▸ EXERCISE DESCRIPTION: Retype the material that follows, keeping every word as it is.

▸ DATA ENTRIES:

..........

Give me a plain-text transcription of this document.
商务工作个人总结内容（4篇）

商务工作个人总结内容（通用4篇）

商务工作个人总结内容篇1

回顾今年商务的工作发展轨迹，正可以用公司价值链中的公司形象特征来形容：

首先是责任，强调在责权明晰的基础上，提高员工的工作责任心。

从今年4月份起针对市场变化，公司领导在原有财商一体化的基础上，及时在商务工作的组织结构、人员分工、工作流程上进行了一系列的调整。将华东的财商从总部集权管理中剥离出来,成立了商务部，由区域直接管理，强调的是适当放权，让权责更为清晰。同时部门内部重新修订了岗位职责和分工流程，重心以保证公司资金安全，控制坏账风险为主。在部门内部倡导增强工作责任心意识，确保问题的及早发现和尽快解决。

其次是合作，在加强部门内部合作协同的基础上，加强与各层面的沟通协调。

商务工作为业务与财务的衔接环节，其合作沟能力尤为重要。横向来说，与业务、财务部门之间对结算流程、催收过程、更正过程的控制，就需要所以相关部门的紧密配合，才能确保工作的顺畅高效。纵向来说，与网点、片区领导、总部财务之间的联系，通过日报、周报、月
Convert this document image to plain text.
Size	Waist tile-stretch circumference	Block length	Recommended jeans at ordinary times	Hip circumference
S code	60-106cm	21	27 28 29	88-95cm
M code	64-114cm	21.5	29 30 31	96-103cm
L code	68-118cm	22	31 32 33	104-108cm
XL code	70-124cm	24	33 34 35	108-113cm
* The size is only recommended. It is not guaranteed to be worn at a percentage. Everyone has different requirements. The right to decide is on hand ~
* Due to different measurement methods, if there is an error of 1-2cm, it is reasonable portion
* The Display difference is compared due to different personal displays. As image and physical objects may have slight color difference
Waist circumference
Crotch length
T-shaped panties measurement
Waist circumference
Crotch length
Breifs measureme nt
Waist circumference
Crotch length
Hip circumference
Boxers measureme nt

..........

▸ FULL OUTPUT:
Give me a plain-text transcription of this document.
商务工作个人总结内容（4篇）

商务工作个人总结内容（通用4篇）

商务工作个人总结内容篇1

回顾今年商务的工作发展轨迹，正可以用公司价值链中的公司形象特征来形容：

首先是责任，强调在责权明晰的基础上，提高员工的工作责任心。

从今年4月份起针对市场变化，公司领导在原有财商一体化的基础上，及时在商务工作的组织结构、人员分工、工作流程上进行了一系列的调整。将华东的财商从总部集权管理中剥离出来,成立了商务部，由区域直接管理，强调的是适当放权，让权责更为清晰。同时部门内部重新修订了岗位职责和分工流程，重心以保证公司资金安全，控制坏账风险为主。在部门内部倡导增强工作责任心意识，确保问题的及早发现和尽快解决。

其次是合作，在加强部门内部合作协同的基础上，加强与各层面的沟通协调。

商务工作为业务与财务的衔接环节，其合作沟能力尤为重要。横向来说，与业务、财务部门之间对结算流程、催收过程、更正过程的控制，就需要所以相关部门的紧密配合，才能确保工作的顺畅高效。纵向来说，与网点、片区领导、总部财务之间的联系，通过日报、周报、月
Convert this document image to plain text.
Size	Waist tile-stretch circumference	Block length	Recommended jeans at ordinary times	Hip circumference
S code	60-106cm	21	27 28 29	88-95cm
M code	64-114cm	21.5	29 30 31	96-103cm
L code	68-118cm	22	31 32 33	104-108cm
XL code	70-124cm	24	33 34 35	108-113cm
* The size is only recommended. It is not guaranteed to be worn at a percentage. Everyone has different requirements. The right to decide is on hand ~
* Due to different measurement methods, if there is an error of 1-2cm, it is reasonable portion
* The Display difference is compared due to different personal displays. As image and physical objects may have slight color difference
Waist circumference
Crotch length
T-shaped panties measurement
Waist circumference
Crotch length
Breifs measureme nt
Waist circumference
Crotch length
Hip circumference
Boxers measureme nt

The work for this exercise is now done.